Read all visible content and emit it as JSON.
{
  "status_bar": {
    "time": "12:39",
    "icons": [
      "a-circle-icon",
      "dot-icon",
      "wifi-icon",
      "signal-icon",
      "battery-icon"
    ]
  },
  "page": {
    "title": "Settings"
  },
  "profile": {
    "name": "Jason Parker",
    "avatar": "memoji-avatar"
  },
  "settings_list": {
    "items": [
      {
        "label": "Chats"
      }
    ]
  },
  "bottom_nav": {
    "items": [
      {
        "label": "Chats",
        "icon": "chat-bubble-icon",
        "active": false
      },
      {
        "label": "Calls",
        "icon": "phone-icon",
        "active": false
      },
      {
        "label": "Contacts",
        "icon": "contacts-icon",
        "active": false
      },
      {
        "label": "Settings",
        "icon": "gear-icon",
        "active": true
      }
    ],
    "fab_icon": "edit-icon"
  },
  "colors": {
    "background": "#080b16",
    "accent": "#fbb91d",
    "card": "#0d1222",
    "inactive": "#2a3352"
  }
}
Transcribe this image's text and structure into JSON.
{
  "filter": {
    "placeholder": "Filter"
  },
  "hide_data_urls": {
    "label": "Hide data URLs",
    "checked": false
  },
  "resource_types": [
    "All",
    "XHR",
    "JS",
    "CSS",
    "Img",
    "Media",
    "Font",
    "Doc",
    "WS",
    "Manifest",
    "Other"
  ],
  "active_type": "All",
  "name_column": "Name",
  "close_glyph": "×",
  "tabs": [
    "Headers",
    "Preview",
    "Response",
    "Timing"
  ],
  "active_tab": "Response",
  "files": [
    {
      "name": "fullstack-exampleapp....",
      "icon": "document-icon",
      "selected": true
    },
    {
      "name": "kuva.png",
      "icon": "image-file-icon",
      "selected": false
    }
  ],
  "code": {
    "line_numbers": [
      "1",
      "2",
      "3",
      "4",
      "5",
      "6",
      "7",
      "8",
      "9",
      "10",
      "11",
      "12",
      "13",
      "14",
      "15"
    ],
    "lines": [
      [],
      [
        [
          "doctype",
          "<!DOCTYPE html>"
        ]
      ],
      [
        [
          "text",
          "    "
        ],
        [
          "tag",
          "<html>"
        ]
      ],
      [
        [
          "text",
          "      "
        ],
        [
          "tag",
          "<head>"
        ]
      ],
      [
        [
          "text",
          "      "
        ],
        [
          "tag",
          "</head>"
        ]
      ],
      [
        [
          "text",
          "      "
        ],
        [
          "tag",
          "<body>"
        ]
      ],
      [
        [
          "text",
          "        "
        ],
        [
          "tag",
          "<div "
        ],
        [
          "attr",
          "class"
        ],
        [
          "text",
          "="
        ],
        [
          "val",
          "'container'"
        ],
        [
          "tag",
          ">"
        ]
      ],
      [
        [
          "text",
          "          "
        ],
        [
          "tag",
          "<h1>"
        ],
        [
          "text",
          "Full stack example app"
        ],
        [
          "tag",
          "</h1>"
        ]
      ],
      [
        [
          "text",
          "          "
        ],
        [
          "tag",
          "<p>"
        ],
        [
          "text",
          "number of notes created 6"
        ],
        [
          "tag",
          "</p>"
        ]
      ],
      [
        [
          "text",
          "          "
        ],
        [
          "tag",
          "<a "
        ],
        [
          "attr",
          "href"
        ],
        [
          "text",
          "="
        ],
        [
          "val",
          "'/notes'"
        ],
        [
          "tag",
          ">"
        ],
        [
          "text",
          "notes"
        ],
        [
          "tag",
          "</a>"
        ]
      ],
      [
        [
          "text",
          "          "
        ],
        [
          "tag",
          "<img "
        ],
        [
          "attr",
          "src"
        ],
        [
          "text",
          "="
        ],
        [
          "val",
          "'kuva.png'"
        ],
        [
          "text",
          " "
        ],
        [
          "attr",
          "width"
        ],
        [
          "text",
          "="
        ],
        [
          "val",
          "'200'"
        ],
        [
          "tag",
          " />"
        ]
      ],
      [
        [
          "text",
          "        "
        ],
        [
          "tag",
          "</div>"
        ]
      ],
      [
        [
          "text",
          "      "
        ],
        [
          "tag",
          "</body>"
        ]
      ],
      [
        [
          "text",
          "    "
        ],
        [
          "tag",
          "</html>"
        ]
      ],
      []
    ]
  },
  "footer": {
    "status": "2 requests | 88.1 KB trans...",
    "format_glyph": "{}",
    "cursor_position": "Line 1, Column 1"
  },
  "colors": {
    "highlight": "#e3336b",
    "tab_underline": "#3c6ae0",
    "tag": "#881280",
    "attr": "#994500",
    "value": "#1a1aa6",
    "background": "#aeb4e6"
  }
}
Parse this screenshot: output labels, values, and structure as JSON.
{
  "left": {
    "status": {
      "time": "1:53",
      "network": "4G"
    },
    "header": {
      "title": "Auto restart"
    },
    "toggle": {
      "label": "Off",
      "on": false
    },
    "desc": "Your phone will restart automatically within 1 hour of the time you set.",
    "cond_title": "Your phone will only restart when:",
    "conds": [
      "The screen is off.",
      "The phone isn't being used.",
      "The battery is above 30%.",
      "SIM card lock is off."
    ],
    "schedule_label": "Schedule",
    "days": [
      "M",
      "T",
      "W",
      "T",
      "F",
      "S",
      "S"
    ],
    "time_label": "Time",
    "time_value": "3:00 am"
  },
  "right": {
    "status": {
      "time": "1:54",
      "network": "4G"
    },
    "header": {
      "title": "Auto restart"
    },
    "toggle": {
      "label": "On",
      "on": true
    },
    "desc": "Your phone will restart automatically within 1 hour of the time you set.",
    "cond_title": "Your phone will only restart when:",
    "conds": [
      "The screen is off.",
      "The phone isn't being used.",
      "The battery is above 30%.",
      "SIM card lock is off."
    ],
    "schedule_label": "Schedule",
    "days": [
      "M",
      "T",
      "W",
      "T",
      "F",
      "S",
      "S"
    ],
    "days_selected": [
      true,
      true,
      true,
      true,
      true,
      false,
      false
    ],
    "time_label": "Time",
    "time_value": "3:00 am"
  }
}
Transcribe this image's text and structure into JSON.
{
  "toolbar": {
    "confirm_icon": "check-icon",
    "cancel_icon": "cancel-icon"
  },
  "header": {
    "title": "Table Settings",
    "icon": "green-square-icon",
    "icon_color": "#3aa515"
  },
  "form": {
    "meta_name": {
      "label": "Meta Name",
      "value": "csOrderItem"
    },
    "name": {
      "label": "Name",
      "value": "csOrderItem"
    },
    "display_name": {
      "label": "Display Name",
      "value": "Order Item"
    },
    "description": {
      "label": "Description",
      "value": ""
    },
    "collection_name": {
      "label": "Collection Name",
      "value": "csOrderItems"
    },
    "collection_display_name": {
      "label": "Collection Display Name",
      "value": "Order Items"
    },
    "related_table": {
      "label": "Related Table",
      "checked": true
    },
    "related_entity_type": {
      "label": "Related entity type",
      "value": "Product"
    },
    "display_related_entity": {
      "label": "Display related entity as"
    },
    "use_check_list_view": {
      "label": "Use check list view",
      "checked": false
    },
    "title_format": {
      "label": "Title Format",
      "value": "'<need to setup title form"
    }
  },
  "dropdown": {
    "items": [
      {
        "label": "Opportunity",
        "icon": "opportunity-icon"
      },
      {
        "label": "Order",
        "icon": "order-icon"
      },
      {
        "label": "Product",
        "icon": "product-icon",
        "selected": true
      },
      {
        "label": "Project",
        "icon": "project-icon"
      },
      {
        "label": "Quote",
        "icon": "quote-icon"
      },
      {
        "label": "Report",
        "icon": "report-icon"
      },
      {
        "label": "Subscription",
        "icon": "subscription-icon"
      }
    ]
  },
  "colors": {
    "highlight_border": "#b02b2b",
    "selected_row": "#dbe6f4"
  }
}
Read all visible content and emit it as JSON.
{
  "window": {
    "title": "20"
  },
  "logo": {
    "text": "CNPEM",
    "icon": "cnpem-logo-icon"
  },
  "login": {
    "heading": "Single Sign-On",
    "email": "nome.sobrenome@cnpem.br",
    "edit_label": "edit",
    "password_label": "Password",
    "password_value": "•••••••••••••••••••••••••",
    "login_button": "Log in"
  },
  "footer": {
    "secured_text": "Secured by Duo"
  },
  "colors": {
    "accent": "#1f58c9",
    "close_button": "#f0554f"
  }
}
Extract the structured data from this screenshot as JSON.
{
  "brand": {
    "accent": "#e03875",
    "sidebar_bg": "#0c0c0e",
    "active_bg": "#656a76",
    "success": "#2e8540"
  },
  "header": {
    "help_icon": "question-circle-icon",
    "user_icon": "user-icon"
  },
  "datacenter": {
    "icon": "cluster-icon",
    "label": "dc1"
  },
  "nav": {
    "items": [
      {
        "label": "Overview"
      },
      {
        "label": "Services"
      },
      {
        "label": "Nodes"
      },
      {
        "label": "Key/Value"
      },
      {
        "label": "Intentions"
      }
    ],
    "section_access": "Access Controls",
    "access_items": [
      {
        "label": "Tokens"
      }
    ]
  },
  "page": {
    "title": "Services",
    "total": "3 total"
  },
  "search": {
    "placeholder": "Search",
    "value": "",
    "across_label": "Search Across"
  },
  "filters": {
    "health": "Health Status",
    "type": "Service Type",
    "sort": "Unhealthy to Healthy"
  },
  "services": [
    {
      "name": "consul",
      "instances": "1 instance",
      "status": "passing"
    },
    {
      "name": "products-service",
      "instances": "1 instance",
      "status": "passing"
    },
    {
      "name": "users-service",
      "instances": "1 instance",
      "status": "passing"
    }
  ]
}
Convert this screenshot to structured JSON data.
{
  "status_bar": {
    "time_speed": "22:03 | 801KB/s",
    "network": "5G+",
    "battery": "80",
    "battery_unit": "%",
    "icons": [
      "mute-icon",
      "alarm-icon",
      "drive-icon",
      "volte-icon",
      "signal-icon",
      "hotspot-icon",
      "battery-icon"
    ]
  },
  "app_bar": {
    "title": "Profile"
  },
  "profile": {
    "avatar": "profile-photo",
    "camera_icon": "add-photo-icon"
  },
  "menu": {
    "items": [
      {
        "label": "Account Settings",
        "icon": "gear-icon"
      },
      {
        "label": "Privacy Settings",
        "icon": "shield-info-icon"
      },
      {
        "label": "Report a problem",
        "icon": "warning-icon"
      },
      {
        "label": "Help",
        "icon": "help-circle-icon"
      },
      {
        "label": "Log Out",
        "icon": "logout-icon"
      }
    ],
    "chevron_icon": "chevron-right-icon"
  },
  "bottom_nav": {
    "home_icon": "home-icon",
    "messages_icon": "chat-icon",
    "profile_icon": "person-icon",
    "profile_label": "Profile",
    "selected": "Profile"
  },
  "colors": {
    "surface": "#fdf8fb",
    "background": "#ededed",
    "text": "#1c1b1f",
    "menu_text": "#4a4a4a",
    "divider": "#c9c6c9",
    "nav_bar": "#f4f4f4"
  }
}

WRITTEN PROBLEM: Return, word for word, each line from the line that contains "Convert this screenshot" to the end of the listing above; include both end lines and nothing else.

EXERCISE SOLUTION:
Convert this screenshot to structured JSON data.
{
  "status_bar": {
    "time_speed": "22:03 | 801KB/s",
    "network": "5G+",
    "battery": "80",
    "battery_unit": "%",
    "icons": [
      "mute-icon",
      "alarm-icon",
      "drive-icon",
      "volte-icon",
      "signal-icon",
      "hotspot-icon",
      "battery-icon"
    ]
  },
  "app_bar": {
    "title": "Profile"
  },
  "profile": {
    "avatar": "profile-photo",
    "camera_icon": "add-photo-icon"
  },
  "menu": {
    "items": [
      {
        "label": "Account Settings",
        "icon": "gear-icon"
      },
      {
        "label": "Privacy Settings",
        "icon": "shield-info-icon"
      },
      {
        "label": "Report a problem",
        "icon": "warning-icon"
      },
      {
        "label": "Help",
        "icon": "help-circle-icon"
      },
      {
        "label": "Log Out",
        "icon": "logout-icon"
      }
    ],
    "chevron_icon": "chevron-right-icon"
  },
  "bottom_nav": {
    "home_icon": "home-icon",
    "messages_icon": "chat-icon",
    "profile_icon": "person-icon",
    "profile_label": "Profile",
    "selected": "Profile"
  },
  "colors": {
    "surface": "#fdf8fb",
    "background": "#ededed",
    "text": "#1c1b1f",
    "menu_text": "#4a4a4a",
    "divider": "#c9c6c9",
    "nav_bar": "#f4f4f4"
  }
}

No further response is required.